((
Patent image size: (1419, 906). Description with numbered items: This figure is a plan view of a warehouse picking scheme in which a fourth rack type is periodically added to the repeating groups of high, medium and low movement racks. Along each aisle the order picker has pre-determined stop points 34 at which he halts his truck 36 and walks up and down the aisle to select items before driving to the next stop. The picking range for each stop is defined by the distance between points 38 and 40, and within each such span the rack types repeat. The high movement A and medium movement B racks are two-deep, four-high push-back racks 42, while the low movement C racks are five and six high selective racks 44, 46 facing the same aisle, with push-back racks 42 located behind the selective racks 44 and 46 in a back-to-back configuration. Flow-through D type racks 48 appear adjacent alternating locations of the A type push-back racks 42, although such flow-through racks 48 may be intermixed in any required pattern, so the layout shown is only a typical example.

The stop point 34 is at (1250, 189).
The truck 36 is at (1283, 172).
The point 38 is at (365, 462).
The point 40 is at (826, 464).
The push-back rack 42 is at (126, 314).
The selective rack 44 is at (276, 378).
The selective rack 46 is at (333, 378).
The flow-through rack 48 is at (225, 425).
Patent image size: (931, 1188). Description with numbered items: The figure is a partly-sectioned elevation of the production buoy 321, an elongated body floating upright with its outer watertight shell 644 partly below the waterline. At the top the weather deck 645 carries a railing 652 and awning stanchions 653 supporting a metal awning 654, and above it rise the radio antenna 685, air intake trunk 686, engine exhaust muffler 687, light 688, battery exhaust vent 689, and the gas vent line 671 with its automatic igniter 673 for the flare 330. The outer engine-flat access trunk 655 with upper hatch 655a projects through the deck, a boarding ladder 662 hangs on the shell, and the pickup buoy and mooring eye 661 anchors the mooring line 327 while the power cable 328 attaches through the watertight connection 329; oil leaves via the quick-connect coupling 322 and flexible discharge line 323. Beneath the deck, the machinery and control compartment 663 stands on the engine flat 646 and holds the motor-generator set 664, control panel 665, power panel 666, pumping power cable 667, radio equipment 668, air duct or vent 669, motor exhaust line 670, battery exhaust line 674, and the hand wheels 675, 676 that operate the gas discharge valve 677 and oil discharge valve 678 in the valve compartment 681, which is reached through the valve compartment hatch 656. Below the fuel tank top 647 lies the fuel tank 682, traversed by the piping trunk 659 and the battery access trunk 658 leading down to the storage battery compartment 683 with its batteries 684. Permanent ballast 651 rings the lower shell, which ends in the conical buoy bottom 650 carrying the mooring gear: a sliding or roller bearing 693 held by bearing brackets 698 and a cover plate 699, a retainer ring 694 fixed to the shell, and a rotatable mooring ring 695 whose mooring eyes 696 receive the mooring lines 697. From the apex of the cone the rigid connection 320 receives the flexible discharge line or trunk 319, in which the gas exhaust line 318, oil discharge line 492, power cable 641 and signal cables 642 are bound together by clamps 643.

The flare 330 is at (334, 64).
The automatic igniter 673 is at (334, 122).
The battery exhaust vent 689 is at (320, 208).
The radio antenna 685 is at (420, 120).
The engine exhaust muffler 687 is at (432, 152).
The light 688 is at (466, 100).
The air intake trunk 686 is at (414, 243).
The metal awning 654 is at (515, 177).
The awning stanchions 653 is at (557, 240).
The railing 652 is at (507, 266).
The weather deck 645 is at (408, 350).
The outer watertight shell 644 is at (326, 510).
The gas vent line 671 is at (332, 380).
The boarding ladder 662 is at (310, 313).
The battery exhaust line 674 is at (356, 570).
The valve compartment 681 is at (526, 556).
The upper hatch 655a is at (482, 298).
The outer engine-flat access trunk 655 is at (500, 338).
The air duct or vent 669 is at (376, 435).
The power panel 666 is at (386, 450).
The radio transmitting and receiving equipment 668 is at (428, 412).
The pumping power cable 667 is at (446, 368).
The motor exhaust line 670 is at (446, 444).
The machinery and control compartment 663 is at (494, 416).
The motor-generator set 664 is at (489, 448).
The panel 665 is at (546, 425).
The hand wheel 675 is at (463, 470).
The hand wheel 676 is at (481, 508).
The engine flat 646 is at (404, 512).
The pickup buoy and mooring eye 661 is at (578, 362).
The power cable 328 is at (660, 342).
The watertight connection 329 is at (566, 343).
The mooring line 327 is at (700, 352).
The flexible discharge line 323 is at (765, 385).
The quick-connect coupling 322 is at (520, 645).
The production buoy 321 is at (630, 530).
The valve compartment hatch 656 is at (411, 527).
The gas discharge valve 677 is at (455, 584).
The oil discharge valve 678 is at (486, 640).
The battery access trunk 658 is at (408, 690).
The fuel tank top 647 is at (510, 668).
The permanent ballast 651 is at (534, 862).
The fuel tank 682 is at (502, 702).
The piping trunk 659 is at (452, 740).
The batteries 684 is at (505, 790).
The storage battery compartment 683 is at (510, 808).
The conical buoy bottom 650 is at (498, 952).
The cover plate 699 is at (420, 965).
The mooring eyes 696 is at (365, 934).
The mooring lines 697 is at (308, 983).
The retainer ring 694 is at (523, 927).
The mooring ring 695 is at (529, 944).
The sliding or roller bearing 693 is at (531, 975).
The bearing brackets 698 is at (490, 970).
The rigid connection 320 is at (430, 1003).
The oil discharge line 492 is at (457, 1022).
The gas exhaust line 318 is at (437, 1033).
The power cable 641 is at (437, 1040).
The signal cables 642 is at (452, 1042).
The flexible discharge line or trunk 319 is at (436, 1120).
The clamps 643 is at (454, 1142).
))
The task » Repeat both items above word for word, keeping every line of each in its original order.

Answer below »
Patent image size: (1419, 906). Description with numbered items: This figure is a plan view of a warehouse picking scheme in which a fourth rack type is periodically added to the repeating groups of high, medium and low movement racks. Along each aisle the order picker has pre-determined stop points 34 at which he halts his truck 36 and walks up and down the aisle to select items before driving to the next stop. The picking range for each stop is defined by the distance between points 38 and 40, and within each such span the rack types repeat. The high movement A and medium movement B racks are two-deep, four-high push-back racks 42, while the low movement C racks are five and six high selective racks 44, 46 facing the same aisle, with push-back racks 42 located behind the selective racks 44 and 46 in a back-to-back configuration. Flow-through D type racks 48 appear adjacent alternating locations of the A type push-back racks 42, although such flow-through racks 48 may be intermixed in any required pattern, so the layout shown is only a typical example.

The stop point 34 is at (1250, 189).
The truck 36 is at (1283, 172).
The point 38 is at (365, 462).
The point 40 is at (826, 464).
The push-back rack 42 is at (126, 314).
The selective rack 44 is at (276, 378).
The selective rack 46 is at (333, 378).
The flow-through rack 48 is at (225, 425).
Patent image size: (931, 1188). Description with numbered items: The figure is a partly-sectioned elevation of the production buoy 321, an elongated body floating upright with its outer watertight shell 644 partly below the waterline. At the top the weather deck 645 carries a railing 652 and awning stanchions 653 supporting a metal awning 654, and above it rise the radio antenna 685, air intake trunk 686, engine exhaust muffler 687, light 688, battery exhaust vent 689, and the gas vent line 671 with its automatic igniter 673 for the flare 330. The outer engine-flat access trunk 655 with upper hatch 655a projects through the deck, a boarding ladder 662 hangs on the shell, and the pickup buoy and mooring eye 661 anchors the mooring line 327 while the power cable 328 attaches through the watertight connection 329; oil leaves via the quick-connect coupling 322 and flexible discharge line 323. Beneath the deck, the machinery and control compartment 663 stands on the engine flat 646 and holds the motor-generator set 664, control panel 665, power panel 666, pumping power cable 667, radio equipment 668, air duct or vent 669, motor exhaust line 670, battery exhaust line 674, and the hand wheels 675, 676 that operate the gas discharge valve 677 and oil discharge valve 678 in the valve compartment 681, which is reached through the valve compartment hatch 656. Below the fuel tank top 647 lies the fuel tank 682, traversed by the piping trunk 659 and the battery access trunk 658 leading down to the storage battery compartment 683 with its batteries 684. Permanent ballast 651 rings the lower shell, which ends in the conical buoy bottom 650 carrying the mooring gear: a sliding or roller bearing 693 held by bearing brackets 698 and a cover plate 699, a retainer ring 694 fixed to the shell, and a rotatable mooring ring 695 whose mooring eyes 696 receive the mooring lines 697. From the apex of the cone the rigid connection 320 receives the flexible discharge line or trunk 319, in which the gas exhaust line 318, oil discharge line 492, power cable 641 and signal cables 642 are bound together by clamps 643.

The flare 330 is at (334, 64).
The automatic igniter 673 is at (334, 122).
The battery exhaust vent 689 is at (320, 208).
The radio antenna 685 is at (420, 120).
The engine exhaust muffler 687 is at (432, 152).
The light 688 is at (466, 100).
The air intake trunk 686 is at (414, 243).
The metal awning 654 is at (515, 177).
The awning stanchions 653 is at (557, 240).
The railing 652 is at (507, 266).
The weather deck 645 is at (408, 350).
The outer watertight shell 644 is at (326, 510).
The gas vent line 671 is at (332, 380).
The boarding ladder 662 is at (310, 313).
The battery exhaust line 674 is at (356, 570).
The valve compartment 681 is at (526, 556).
The upper hatch 655a is at (482, 298).
The outer engine-flat access trunk 655 is at (500, 338).
The air duct or vent 669 is at (376, 435).
The power panel 666 is at (386, 450).
The radio transmitting and receiving equipment 668 is at (428, 412).
The pumping power cable 667 is at (446, 368).
The motor exhaust line 670 is at (446, 444).
The machinery and control compartment 663 is at (494, 416).
The motor-generator set 664 is at (489, 448).
The panel 665 is at (546, 425).
The hand wheel 675 is at (463, 470).
The hand wheel 676 is at (481, 508).
The engine flat 646 is at (404, 512).
The pickup buoy and mooring eye 661 is at (578, 362).
The power cable 328 is at (660, 342).
The watertight connection 329 is at (566, 343).
The mooring line 327 is at (700, 352).
The flexible discharge line 323 is at (765, 385).
The quick-connect coupling 322 is at (520, 645).
The production buoy 321 is at (630, 530).
The valve compartment hatch 656 is at (411, 527).
The gas discharge valve 677 is at (455, 584).
The oil discharge valve 678 is at (486, 640).
The battery access trunk 658 is at (408, 690).
The fuel tank top 647 is at (510, 668).
The permanent ballast 651 is at (534, 862).
The fuel tank 682 is at (502, 702).
The piping trunk 659 is at (452, 740).
The batteries 684 is at (505, 790).
The storage battery compartment 683 is at (510, 808).
The conical buoy bottom 650 is at (498, 952).
The cover plate 699 is at (420, 965).
The mooring eyes 696 is at (365, 934).
The mooring lines 697 is at (308, 983).
The retainer ring 694 is at (523, 927).
The mooring ring 695 is at (529, 944).
The sliding or roller bearing 693 is at (531, 975).
The bearing brackets 698 is at (490, 970).
The rigid connection 320 is at (430, 1003).
The oil discharge line 492 is at (457, 1022).
The gas exhaust line 318 is at (437, 1033).
The power cable 641 is at (437, 1040).
The signal cables 642 is at (452, 1042).
The flexible discharge line or trunk 319 is at (436, 1120).
The clamps 643 is at (454, 1142).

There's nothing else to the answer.